• _WHAT THE EXERCISE ASKS_: Search the records below for the word "France". Pull out each line that has it.

• _EXTRACTED RECORDS_:

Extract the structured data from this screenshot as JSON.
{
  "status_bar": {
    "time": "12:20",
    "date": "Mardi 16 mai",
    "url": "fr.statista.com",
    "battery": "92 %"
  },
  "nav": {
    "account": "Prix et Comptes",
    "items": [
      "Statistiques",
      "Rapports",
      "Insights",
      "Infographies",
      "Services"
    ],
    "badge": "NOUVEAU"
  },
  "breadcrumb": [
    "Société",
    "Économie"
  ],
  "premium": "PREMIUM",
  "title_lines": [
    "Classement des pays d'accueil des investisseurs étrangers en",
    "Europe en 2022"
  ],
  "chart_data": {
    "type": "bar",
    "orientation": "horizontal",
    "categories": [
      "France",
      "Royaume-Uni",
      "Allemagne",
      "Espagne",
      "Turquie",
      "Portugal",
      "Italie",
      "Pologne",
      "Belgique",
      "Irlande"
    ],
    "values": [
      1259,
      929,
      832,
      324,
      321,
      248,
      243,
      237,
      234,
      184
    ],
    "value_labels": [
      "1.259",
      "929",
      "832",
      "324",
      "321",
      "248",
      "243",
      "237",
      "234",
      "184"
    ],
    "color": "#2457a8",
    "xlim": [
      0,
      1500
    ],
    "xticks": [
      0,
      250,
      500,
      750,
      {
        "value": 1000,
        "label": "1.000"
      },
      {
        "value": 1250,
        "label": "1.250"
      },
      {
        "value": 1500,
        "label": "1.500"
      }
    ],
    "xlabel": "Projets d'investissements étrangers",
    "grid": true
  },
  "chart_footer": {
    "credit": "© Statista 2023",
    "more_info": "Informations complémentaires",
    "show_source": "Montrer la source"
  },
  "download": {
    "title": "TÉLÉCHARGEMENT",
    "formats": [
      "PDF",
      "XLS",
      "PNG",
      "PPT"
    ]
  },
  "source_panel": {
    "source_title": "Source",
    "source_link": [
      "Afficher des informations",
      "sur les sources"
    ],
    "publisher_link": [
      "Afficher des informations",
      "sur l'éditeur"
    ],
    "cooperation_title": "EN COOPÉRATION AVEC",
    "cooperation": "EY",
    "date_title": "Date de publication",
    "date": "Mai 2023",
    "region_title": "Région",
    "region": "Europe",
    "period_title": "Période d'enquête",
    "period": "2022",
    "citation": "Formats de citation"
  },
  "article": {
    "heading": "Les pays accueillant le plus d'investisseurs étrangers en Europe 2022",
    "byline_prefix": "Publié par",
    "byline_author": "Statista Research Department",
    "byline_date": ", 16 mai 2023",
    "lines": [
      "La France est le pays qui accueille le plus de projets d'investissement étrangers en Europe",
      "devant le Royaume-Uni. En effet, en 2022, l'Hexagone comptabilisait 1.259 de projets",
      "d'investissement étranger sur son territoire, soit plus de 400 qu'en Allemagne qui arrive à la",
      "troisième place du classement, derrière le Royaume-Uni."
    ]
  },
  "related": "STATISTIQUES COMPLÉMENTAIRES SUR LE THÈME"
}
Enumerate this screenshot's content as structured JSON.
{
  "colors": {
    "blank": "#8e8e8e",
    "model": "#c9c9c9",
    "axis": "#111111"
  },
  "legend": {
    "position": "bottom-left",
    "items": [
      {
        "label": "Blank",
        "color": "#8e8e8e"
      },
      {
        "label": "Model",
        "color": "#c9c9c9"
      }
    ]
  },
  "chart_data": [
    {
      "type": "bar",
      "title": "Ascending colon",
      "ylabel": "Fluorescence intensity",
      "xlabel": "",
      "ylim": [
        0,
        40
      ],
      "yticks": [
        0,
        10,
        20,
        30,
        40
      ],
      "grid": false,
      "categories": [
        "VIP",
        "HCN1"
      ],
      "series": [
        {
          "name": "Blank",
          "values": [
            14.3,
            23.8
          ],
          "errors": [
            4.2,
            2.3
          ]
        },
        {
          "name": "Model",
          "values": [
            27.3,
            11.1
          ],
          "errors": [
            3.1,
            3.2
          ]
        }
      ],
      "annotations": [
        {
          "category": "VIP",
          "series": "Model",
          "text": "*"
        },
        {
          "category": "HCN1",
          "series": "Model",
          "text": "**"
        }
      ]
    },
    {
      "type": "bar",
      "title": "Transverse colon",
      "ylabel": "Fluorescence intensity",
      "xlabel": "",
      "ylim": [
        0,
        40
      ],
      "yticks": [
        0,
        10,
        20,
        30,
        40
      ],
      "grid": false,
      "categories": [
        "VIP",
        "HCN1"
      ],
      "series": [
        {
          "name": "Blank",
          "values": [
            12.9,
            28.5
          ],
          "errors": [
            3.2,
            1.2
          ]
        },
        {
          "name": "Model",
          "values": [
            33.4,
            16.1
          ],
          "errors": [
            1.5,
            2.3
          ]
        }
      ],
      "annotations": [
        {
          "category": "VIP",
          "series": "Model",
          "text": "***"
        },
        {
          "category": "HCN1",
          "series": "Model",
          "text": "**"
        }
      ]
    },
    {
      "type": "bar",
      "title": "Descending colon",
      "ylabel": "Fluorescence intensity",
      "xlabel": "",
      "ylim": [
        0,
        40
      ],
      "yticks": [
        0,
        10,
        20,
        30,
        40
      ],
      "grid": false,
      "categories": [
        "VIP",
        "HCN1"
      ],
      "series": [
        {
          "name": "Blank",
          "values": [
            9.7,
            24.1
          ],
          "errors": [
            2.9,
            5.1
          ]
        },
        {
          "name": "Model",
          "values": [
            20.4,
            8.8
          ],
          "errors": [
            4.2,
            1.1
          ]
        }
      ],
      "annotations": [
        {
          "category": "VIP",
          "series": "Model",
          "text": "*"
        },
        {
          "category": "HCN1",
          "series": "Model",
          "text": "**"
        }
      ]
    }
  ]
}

• _SOLUTION TO THIS PROBLEM_:
      "France",
      "La France est le pays qui accueille le plus de projets d'investissement étrangers en Europe",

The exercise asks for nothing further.